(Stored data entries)
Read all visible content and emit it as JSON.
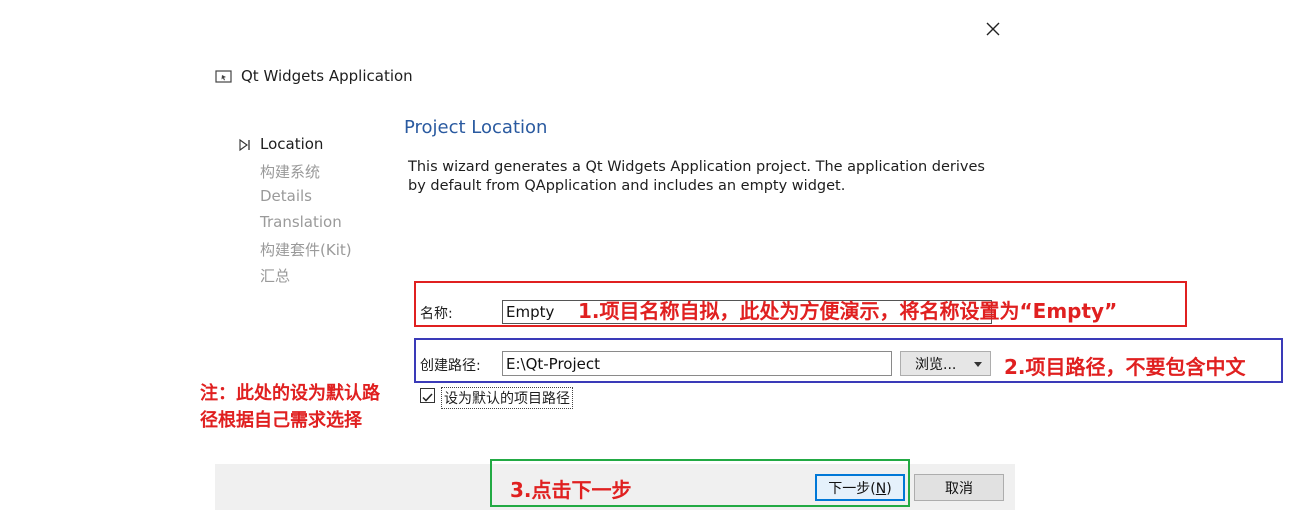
{
  "window": {
    "title": "Qt Widgets Application",
    "close_icon": "close-icon"
  },
  "steps": [
    {
      "label": "Location",
      "current": true
    },
    {
      "label": "构建系统",
      "current": false
    },
    {
      "label": "Details",
      "current": false
    },
    {
      "label": "Translation",
      "current": false
    },
    {
      "label": "构建套件(Kit)",
      "current": false
    },
    {
      "label": "汇总",
      "current": false
    }
  ],
  "main": {
    "title": "Project Location",
    "description_line1": "This wizard generates a Qt Widgets Application project. The application derives",
    "description_line2": "by default from QApplication and includes an empty widget."
  },
  "form": {
    "name_label": "名称:",
    "name_value": "Empty",
    "path_label": "创建路径:",
    "path_value": "E:\\Qt-Project",
    "browse_label": "浏览...",
    "default_checkbox_label": "设为默认的项目路径",
    "default_checked": true
  },
  "buttons": {
    "next_label": "下一步(N)",
    "next_mnemonic": "N",
    "cancel_label": "取消"
  },
  "annotations": {
    "note1": "1.项目名称自拟，此处为方便演示，将名称设置为“Empty”",
    "note2": "2.项目路径，不要包含中文",
    "note3": "3.点击下一步",
    "side_note_line1": "注：此处的设为默认路",
    "side_note_line2": "径根据自己需求选择"
  },
  "colors": {
    "accent": "#2a5aa0",
    "annotation_red": "#e02020",
    "annotation_blue": "#3a3ab8",
    "annotation_green": "#22aa44",
    "focus_blue": "#0078d7"
  }
}
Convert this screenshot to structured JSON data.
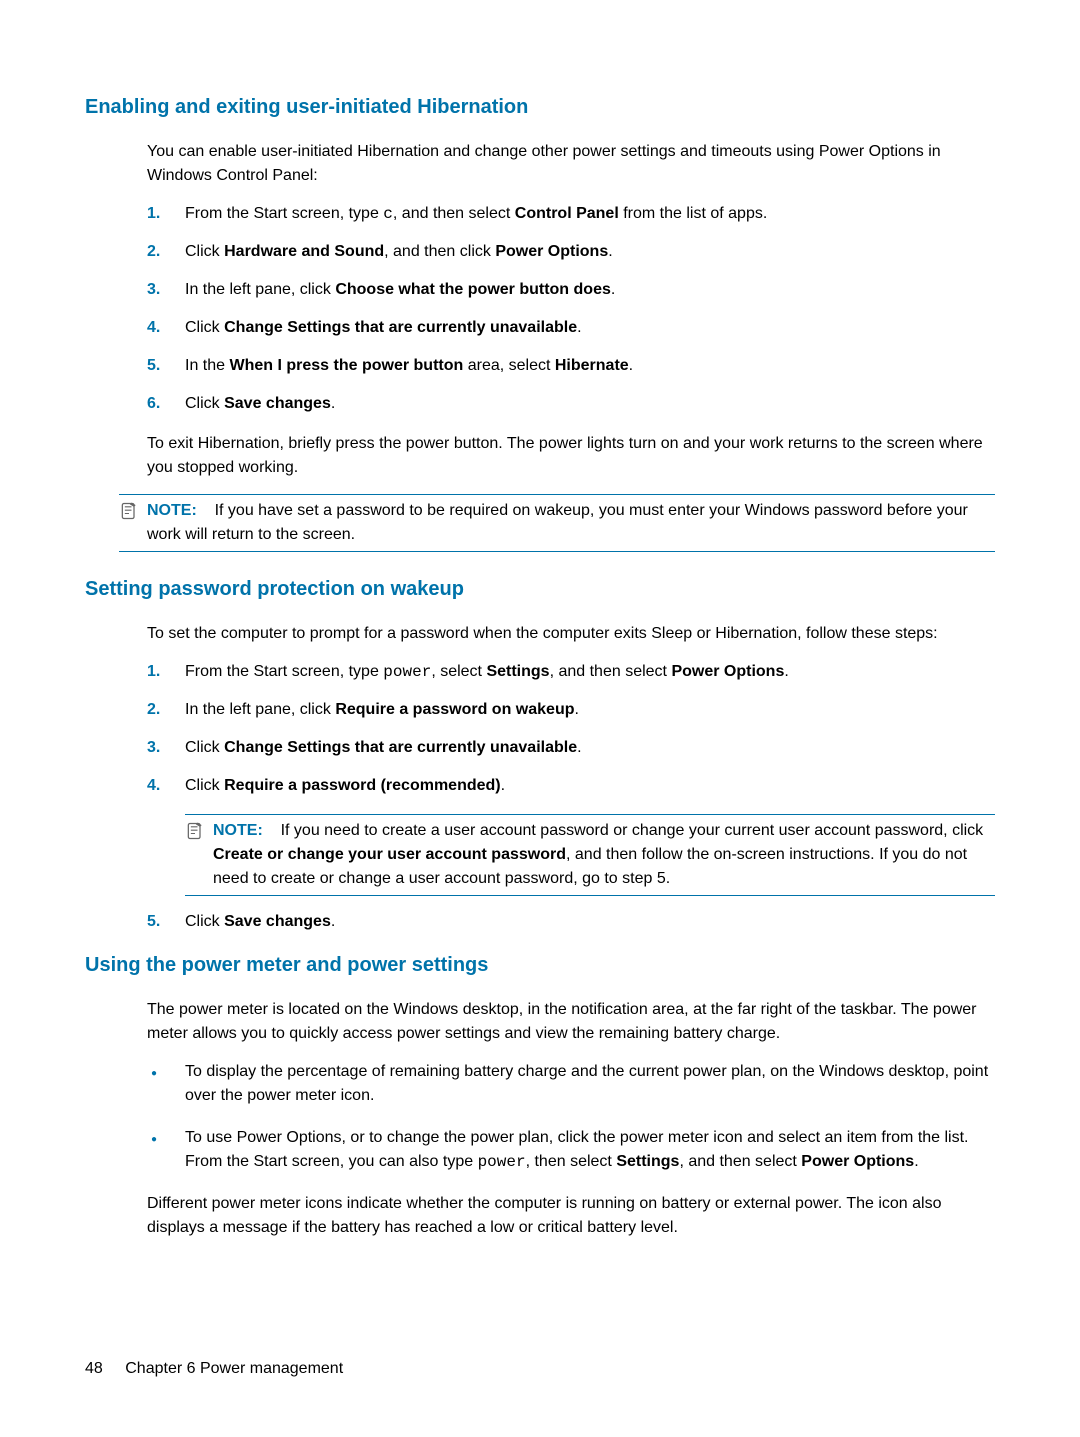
{
  "sections": {
    "s1": {
      "heading": "Enabling and exiting user-initiated Hibernation",
      "intro": "You can enable user-initiated Hibernation and change other power settings and timeouts using Power Options in Windows Control Panel:",
      "steps": [
        {
          "num": "1.",
          "pre": "From the Start screen, type ",
          "code": "c",
          "mid": ", and then select ",
          "b1": "Control Panel",
          "post": " from the list of apps."
        },
        {
          "num": "2.",
          "pre": "Click ",
          "b1": "Hardware and Sound",
          "mid": ", and then click ",
          "b2": "Power Options",
          "post": "."
        },
        {
          "num": "3.",
          "pre": "In the left pane, click ",
          "b1": "Choose what the power button does",
          "post": "."
        },
        {
          "num": "4.",
          "pre": "Click ",
          "b1": "Change Settings that are currently unavailable",
          "post": "."
        },
        {
          "num": "5.",
          "pre": "In the ",
          "b1": "When I press the power button",
          "mid": " area, select ",
          "b2": "Hibernate",
          "post": "."
        },
        {
          "num": "6.",
          "pre": "Click ",
          "b1": "Save changes",
          "post": "."
        }
      ],
      "after": "To exit Hibernation, briefly press the power button. The power lights turn on and your work returns to the screen where you stopped working.",
      "note_label": "NOTE:",
      "note_text": "If you have set a password to be required on wakeup, you must enter your Windows password before your work will return to the screen."
    },
    "s2": {
      "heading": "Setting password protection on wakeup",
      "intro": "To set the computer to prompt for a password when the computer exits Sleep or Hibernation, follow these steps:",
      "steps": [
        {
          "num": "1.",
          "pre": "From the Start screen, type ",
          "code": "power",
          "mid": ", select ",
          "b1": "Settings",
          "mid2": ", and then select ",
          "b2": "Power Options",
          "post": "."
        },
        {
          "num": "2.",
          "pre": "In the left pane, click ",
          "b1": "Require a password on wakeup",
          "post": "."
        },
        {
          "num": "3.",
          "pre": "Click ",
          "b1": "Change Settings that are currently unavailable",
          "post": "."
        },
        {
          "num": "4.",
          "pre": "Click ",
          "b1": "Require a password (recommended)",
          "post": "."
        }
      ],
      "note_label": "NOTE:",
      "note_pre": "If you need to create a user account password or change your current user account password, click ",
      "note_b": "Create or change your user account password",
      "note_post": ", and then follow the on-screen instructions. If you do not need to create or change a user account password, go to step 5.",
      "step5": {
        "num": "5.",
        "pre": "Click ",
        "b1": "Save changes",
        "post": "."
      }
    },
    "s3": {
      "heading": "Using the power meter and power settings",
      "intro": "The power meter is located on the Windows desktop, in the notification area, at the far right of the taskbar. The power meter allows you to quickly access power settings and view the remaining battery charge.",
      "bullets": [
        {
          "text": "To display the percentage of remaining battery charge and the current power plan, on the Windows desktop, point over the power meter icon."
        },
        {
          "pre": "To use Power Options, or to change the power plan, click the power meter icon and select an item from the list. From the Start screen, you can also type ",
          "code": "power",
          "mid": ", then select ",
          "b1": "Settings",
          "mid2": ", and then select ",
          "b2": "Power Options",
          "post": "."
        }
      ],
      "after": "Different power meter icons indicate whether the computer is running on battery or external power. The icon also displays a message if the battery has reached a low or critical battery level."
    }
  },
  "footer": {
    "page": "48",
    "chapter": "Chapter 6   Power management"
  }
}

Work to complete: Among the entries above, how many lines hold the string "Control"? Respond with nothing but the number.

Expected answer: 2